# TEXTO
Por Eduardo Luis Aguirre (*)

Este es el título de mi libro, publicado hace apenas cuatro años. Durante todo este tiempo, y desde el año 2006, ha estado vigente la Ley Nacional Número 26 160, que declaraba en su artículo primero la emergencia en materia de posesión y propiedad de las tierras tradicionalmente ocupadas por comunidades indígenas originarias, cuya personería jurídica hubiera sido inscripta en el Registro Nacional de Comunidades Indígenas o en los organismos provinciales competentes.
El artículo segundo de la norma suspendía por el plazo de la emergencia declarada, la ejecución de sentencias, actos procesales o administrativos, cuyo objeto sea el desalojo o desocupación de las tierras contempladas en el artículo anterior. Se trataba de una ley que intentaba saldar, con una técnica perfectible, la imprescindible adecuación legislativa interna a los derechos y garantías emergentes de la Constitución Nacional y de los pactos y tratados internacionales que rigen la materia.

# LÍNEAS DE DATOS
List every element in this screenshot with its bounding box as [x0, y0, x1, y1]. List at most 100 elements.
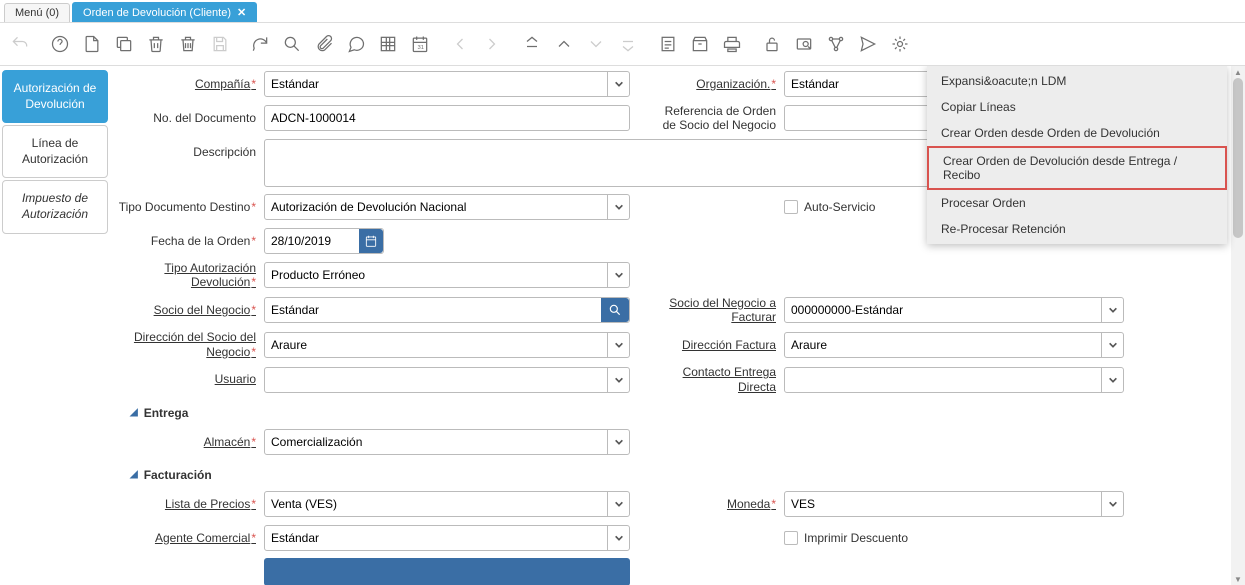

# DESAFÍO A
Según el texto sobre la Ley 26 160, ¿desde qué año ha estado vigente esa ley?
# DESAFÍO B
Escribe la parte siguiente del texto sobre la Ley 26 160, continuando después de su última oración.

# RESPUESTA DEL EJERCICIO A
Desde el año 2006.

# RESPUESTA DEL EJERCICIO B
Ni bien asumió su mandato el presidente Milei derogó el DNU 805/21 del ex presidente Alberto Fernández que vencía en noviembre del 2025. Este DNU extendía la prórroga de la ley 26160 que justamente protegía y frenaba los desalojos a todas las comunidades del país y exigía la realización de los relevamientos territoriales por parte del Instituto Nacional de Asuntos Indígenas (INAI).
El 10 de diciembre pasado, el gobierno nacional derogó mediante el DNU 1083/24 el decreto 805/21, declarando finalizada la ya citada “emergencia en materia de posesión y propiedad de las tierras que tradicionalmente ocupan las comunidades indígenas originarias del país, establecida en el artículo 1º de la Ley Nº 26.160, y la suspensión dispuesta en el artículo 2° de la mencionada ley, a partir de la entrada en vigencia del presente decreto”. Lamentablemente, la pereza intelectual del gobierno anterior le impidió cristalizar definitivamente el texto protectivo original de los pueblos originarios. Pero eso forma parte de la desmañada historia política de los actores a quienes confiamos las tareas emancipatorias inconclusas y urgentes con resultados por todos conocidos.
El núcleo duro de este brutal retroceso puede dimensionarse en tres planos. El primero, que expresamente constaba en la ley 26160 es la categoría filosófica de comunidad. El segundo lo constituyen los fundamentos del mencionado decreto 1083 del gobierno mileísta.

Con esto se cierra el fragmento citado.